Stored rows
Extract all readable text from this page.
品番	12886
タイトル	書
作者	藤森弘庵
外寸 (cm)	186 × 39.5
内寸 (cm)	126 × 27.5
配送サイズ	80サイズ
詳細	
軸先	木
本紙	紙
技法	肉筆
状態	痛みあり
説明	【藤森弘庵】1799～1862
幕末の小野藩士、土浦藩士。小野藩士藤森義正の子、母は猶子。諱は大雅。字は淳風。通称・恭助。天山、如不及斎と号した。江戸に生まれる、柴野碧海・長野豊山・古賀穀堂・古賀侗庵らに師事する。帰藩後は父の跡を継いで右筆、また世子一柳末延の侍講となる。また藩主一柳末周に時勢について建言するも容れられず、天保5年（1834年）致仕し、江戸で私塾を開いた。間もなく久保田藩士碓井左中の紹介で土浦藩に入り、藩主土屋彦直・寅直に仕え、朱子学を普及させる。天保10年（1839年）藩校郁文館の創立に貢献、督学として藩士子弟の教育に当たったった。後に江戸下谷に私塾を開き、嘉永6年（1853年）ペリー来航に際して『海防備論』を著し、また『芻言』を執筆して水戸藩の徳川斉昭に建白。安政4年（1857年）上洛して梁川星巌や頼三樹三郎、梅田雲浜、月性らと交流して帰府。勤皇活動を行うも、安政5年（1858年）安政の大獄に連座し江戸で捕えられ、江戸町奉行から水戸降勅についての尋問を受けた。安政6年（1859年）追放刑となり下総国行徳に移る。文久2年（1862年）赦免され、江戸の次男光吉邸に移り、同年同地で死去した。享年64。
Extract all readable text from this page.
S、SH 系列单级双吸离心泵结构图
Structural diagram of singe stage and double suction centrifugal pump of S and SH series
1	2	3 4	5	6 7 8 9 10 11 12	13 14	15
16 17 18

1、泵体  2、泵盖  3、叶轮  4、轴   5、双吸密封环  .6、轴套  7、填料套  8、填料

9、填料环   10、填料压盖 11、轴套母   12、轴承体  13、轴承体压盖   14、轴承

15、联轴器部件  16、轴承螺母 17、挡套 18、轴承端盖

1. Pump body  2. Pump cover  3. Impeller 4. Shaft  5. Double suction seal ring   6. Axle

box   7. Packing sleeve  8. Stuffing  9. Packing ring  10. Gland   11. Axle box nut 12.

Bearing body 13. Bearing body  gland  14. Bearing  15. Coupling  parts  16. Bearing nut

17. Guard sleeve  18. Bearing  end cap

...

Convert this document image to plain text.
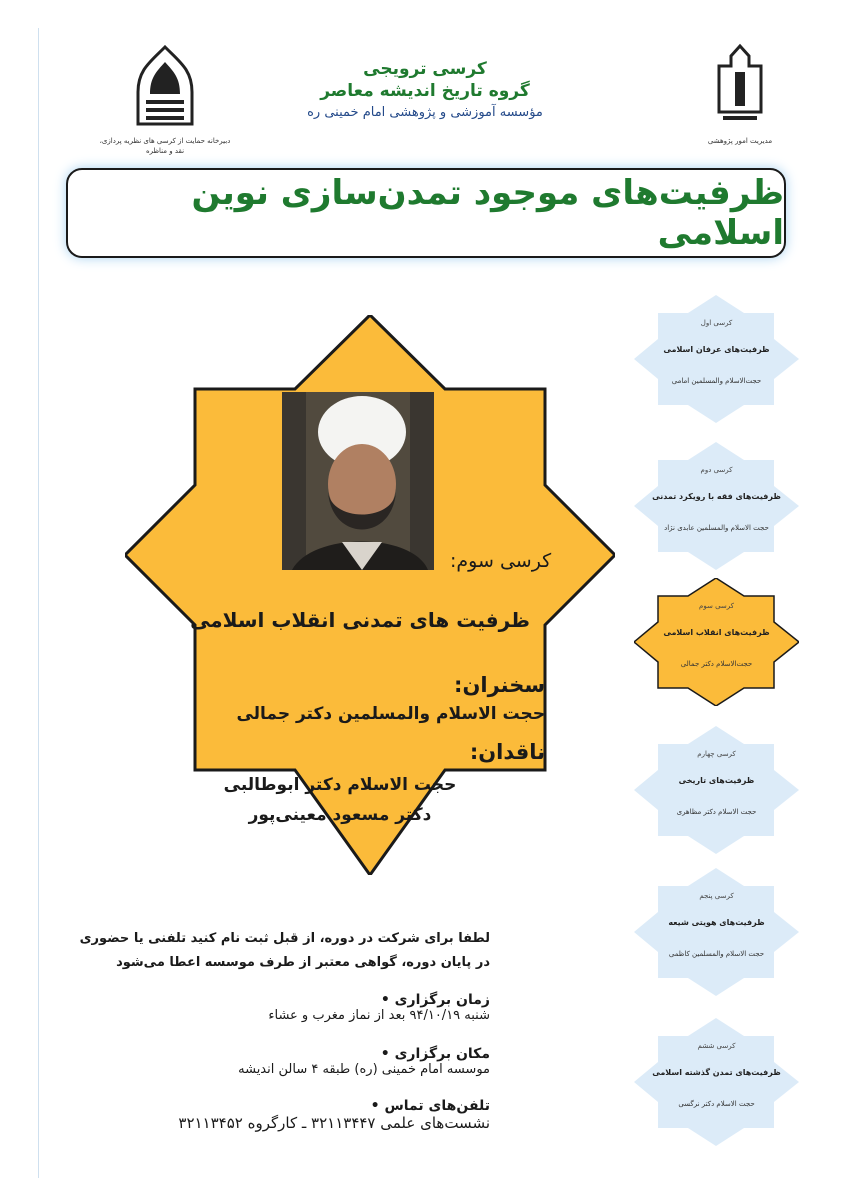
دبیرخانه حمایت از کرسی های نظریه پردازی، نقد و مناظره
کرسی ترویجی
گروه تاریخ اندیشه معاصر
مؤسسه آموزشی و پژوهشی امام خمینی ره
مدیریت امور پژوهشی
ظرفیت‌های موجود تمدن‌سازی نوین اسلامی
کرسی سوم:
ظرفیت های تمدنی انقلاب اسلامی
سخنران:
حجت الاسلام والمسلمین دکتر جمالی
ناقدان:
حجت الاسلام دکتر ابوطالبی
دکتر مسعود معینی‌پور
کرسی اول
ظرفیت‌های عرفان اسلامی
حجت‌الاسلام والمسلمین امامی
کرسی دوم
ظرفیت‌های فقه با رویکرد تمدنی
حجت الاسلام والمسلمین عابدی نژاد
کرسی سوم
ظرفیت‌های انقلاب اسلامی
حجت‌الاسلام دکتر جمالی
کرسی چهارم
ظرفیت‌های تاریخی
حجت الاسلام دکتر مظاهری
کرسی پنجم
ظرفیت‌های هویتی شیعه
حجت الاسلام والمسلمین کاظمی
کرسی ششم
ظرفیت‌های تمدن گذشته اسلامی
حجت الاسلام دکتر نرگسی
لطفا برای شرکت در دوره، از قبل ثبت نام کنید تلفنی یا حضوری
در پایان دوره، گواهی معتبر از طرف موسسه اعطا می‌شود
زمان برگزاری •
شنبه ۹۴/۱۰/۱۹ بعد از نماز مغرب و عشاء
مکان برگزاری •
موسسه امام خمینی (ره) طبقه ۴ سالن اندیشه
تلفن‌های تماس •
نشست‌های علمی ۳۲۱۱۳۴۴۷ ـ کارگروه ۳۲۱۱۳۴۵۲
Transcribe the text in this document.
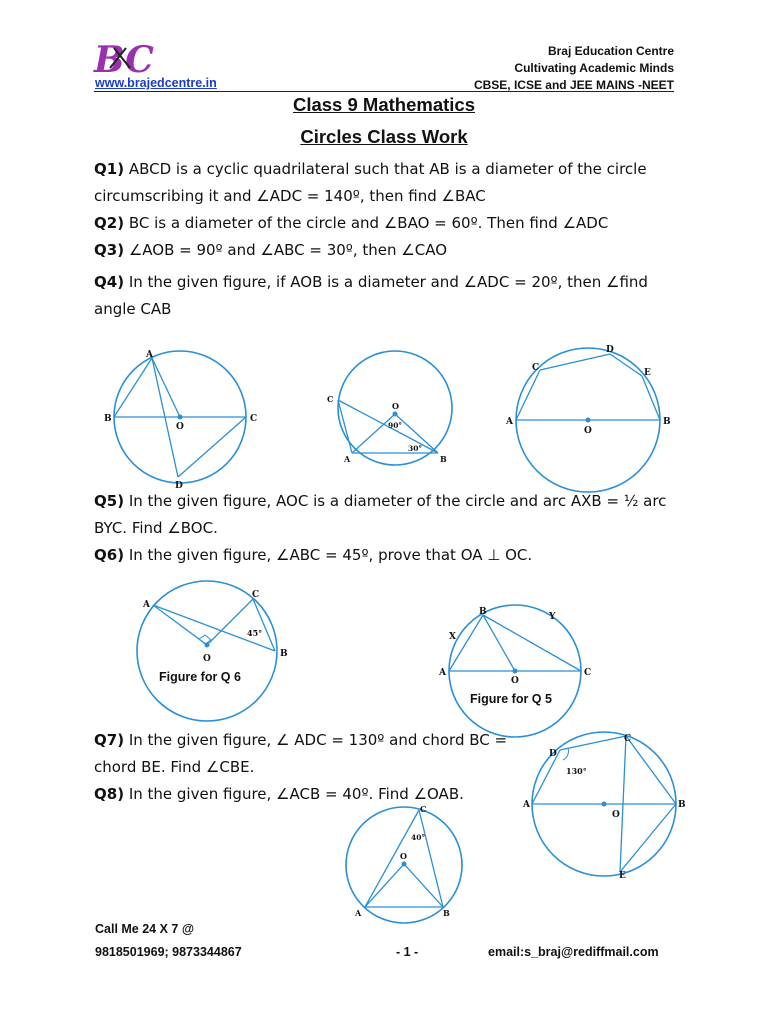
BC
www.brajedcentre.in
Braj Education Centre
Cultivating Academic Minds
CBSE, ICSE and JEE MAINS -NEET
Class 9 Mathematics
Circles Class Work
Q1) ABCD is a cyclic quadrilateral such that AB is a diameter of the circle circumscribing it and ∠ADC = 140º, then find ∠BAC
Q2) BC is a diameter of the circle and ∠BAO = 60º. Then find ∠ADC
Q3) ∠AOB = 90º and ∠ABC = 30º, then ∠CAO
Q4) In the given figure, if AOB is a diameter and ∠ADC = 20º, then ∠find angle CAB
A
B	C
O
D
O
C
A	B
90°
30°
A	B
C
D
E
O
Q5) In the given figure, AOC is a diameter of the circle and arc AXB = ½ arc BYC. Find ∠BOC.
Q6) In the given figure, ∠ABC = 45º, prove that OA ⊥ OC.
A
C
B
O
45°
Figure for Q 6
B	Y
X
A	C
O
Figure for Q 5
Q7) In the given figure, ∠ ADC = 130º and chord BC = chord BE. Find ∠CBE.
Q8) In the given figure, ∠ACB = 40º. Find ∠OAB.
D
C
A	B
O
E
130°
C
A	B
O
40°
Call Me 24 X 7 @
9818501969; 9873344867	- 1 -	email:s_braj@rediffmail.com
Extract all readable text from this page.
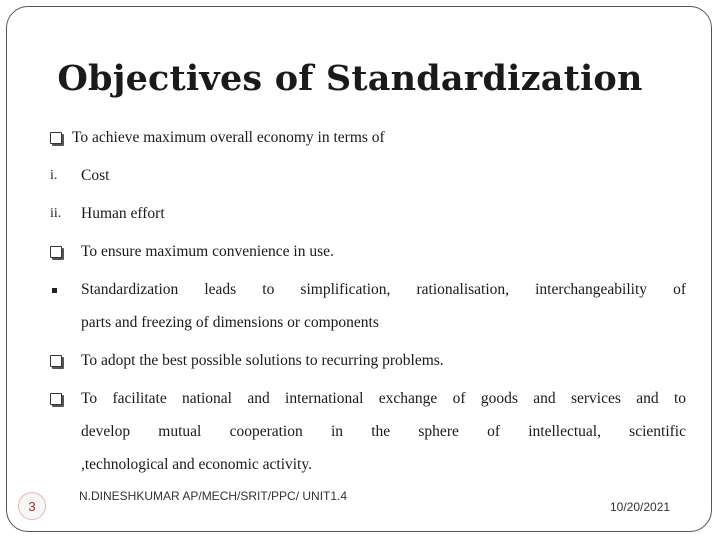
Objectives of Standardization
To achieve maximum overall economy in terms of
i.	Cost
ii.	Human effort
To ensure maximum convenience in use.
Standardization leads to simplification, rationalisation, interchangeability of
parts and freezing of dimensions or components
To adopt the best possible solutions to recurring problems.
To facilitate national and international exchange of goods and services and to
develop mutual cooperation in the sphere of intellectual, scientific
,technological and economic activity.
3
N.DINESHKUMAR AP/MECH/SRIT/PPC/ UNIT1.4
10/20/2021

Work to be completed
Filter the data for the string "تمدنی" and copy every line that has it.

Solution
ظرفیت های تمدنی انقلاب اسلامی
ظرفیت‌های فقه با رویکرد تمدنی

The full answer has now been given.